- _ASSIGNMENT_
Copy out each line featuring the string "granulocyte" from the entries beneath.

Saved entries
********

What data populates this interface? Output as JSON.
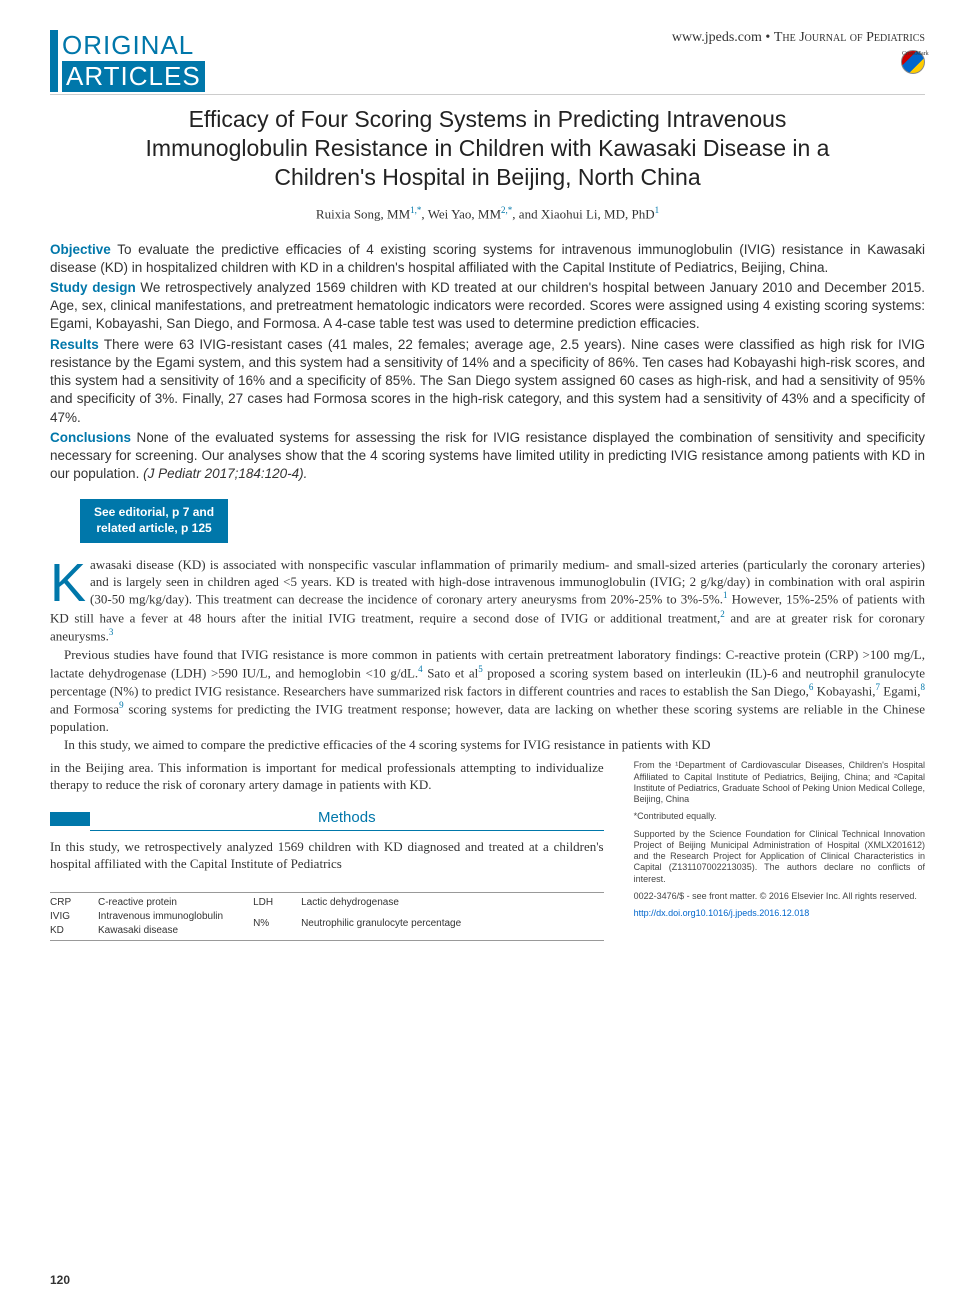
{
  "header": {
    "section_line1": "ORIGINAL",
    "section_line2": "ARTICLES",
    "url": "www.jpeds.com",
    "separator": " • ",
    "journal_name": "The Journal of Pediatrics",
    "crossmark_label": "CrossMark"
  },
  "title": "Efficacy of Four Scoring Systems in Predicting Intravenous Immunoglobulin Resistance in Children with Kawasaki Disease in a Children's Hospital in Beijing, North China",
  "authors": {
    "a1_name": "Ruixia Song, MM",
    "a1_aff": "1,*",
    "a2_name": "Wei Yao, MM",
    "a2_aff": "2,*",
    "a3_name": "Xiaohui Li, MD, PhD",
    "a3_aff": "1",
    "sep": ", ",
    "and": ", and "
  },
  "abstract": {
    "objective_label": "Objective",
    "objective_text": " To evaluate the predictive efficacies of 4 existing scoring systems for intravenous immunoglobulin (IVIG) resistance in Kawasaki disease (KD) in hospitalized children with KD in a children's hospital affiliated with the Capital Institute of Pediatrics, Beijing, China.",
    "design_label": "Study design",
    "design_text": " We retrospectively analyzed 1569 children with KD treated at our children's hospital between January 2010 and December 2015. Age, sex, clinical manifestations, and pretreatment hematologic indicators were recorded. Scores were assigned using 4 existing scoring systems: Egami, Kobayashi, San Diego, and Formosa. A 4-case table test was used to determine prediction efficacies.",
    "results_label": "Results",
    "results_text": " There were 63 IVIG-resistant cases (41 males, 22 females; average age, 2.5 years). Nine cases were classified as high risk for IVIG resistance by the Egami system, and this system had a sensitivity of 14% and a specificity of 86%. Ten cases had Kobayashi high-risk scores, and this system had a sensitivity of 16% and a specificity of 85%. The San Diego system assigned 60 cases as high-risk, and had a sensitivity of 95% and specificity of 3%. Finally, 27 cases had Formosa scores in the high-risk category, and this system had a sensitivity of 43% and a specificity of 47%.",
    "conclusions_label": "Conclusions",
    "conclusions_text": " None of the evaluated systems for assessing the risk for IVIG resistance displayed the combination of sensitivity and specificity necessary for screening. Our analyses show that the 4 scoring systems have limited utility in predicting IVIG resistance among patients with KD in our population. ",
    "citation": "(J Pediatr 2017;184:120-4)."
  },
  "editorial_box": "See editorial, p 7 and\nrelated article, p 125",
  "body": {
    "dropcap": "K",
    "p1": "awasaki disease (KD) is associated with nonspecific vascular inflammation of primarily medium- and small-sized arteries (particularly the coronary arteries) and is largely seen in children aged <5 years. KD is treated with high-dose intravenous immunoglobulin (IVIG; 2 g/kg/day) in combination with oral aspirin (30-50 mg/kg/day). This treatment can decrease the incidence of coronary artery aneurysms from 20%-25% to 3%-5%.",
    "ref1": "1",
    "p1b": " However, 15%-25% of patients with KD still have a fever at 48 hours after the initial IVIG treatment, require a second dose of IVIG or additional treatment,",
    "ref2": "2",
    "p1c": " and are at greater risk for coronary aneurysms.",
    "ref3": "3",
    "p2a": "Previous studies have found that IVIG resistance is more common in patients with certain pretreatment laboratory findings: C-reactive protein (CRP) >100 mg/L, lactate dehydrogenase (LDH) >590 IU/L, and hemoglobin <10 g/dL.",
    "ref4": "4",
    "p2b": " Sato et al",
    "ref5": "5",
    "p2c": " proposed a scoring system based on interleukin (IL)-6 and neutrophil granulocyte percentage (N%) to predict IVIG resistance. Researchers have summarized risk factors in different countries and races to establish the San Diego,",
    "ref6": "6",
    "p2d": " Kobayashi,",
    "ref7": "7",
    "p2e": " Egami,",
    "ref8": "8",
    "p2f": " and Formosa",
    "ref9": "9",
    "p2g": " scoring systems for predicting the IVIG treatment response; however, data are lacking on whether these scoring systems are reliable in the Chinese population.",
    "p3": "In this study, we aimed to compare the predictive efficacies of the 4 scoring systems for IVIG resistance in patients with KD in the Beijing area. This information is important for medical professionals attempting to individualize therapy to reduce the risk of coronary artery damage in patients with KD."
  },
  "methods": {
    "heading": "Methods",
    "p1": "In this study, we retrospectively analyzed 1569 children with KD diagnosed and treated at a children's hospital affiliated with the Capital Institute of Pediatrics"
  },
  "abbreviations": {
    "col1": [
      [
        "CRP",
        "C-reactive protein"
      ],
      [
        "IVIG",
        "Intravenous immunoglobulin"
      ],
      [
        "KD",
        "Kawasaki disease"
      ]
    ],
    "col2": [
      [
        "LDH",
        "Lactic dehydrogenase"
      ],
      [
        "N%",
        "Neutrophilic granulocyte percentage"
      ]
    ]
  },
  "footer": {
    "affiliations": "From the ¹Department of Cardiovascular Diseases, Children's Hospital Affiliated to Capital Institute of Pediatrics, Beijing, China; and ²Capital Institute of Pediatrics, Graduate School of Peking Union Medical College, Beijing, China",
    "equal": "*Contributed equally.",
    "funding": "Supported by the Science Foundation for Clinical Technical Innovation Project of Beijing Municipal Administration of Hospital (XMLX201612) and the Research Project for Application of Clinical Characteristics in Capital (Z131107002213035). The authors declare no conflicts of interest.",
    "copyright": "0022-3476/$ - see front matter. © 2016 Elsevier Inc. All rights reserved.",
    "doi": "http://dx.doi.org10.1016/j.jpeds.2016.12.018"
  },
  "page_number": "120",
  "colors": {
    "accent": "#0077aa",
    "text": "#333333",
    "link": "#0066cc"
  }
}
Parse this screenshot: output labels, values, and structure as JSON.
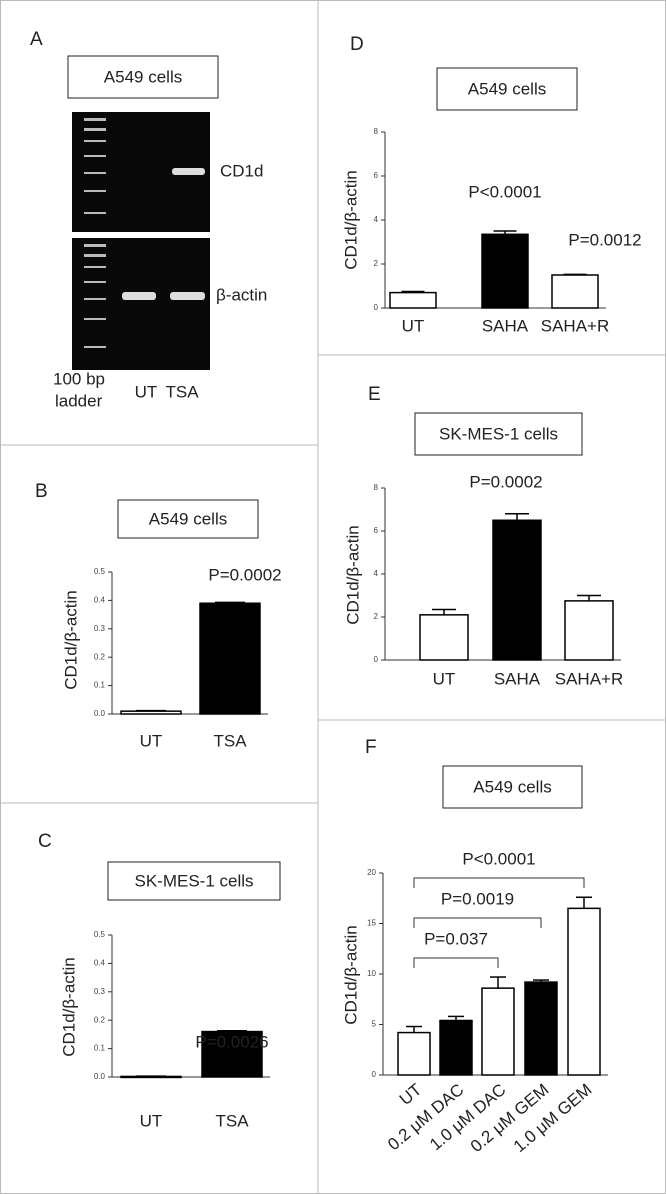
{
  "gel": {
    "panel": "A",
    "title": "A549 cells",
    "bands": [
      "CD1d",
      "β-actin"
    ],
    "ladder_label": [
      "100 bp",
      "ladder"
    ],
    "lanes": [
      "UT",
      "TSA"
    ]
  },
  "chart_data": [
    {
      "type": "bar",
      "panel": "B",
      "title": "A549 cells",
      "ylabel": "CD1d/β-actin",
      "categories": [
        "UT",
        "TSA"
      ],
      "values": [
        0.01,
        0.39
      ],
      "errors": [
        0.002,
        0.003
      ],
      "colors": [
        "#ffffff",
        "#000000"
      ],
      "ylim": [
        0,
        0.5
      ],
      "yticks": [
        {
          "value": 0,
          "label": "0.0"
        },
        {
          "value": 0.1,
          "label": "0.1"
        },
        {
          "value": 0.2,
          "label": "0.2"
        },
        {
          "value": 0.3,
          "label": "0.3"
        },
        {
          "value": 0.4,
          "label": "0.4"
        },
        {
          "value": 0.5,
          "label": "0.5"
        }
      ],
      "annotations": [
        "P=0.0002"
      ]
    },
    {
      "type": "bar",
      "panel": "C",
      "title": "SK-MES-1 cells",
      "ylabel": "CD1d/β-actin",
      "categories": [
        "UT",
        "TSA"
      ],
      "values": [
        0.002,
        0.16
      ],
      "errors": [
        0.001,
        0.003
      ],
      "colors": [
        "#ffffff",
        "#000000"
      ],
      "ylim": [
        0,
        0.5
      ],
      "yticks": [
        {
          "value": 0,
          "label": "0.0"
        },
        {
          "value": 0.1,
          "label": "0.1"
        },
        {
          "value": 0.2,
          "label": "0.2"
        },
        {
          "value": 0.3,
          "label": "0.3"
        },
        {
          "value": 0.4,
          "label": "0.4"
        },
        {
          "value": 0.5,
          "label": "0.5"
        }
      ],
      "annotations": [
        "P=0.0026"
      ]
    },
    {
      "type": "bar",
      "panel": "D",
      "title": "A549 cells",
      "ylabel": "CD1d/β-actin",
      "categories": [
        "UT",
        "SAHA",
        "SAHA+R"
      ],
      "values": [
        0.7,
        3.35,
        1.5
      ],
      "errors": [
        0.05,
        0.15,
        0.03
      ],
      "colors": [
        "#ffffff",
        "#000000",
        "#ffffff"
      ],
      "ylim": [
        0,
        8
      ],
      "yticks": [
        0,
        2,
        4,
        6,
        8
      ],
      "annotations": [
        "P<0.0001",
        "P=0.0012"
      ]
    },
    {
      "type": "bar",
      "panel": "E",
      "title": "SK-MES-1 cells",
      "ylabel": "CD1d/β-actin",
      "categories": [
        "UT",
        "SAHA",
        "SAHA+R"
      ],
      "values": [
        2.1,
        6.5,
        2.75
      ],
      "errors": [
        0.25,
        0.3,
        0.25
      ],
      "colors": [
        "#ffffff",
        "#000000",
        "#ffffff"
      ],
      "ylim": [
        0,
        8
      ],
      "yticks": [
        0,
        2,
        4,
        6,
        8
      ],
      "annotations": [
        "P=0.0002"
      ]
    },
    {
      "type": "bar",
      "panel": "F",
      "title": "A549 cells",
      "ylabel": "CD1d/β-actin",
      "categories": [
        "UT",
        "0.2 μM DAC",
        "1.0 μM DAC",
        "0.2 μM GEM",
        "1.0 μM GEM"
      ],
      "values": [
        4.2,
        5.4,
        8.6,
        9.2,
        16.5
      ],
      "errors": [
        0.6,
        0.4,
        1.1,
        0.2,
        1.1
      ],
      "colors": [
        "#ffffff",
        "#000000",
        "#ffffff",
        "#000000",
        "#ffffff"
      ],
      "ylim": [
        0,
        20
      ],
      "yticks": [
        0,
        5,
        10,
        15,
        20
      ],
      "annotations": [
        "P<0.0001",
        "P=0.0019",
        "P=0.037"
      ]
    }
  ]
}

********

- _ANSWER SPACE_
    "p2c": " proposed a scoring system based on interleukin (IL)-6 and neutrophil granulocyte percentage (N%) to predict IVIG resistance. Researchers have summarized risk factors in different countries and races to establish the San Diego,",
        "Neutrophilic granulocyte percentage"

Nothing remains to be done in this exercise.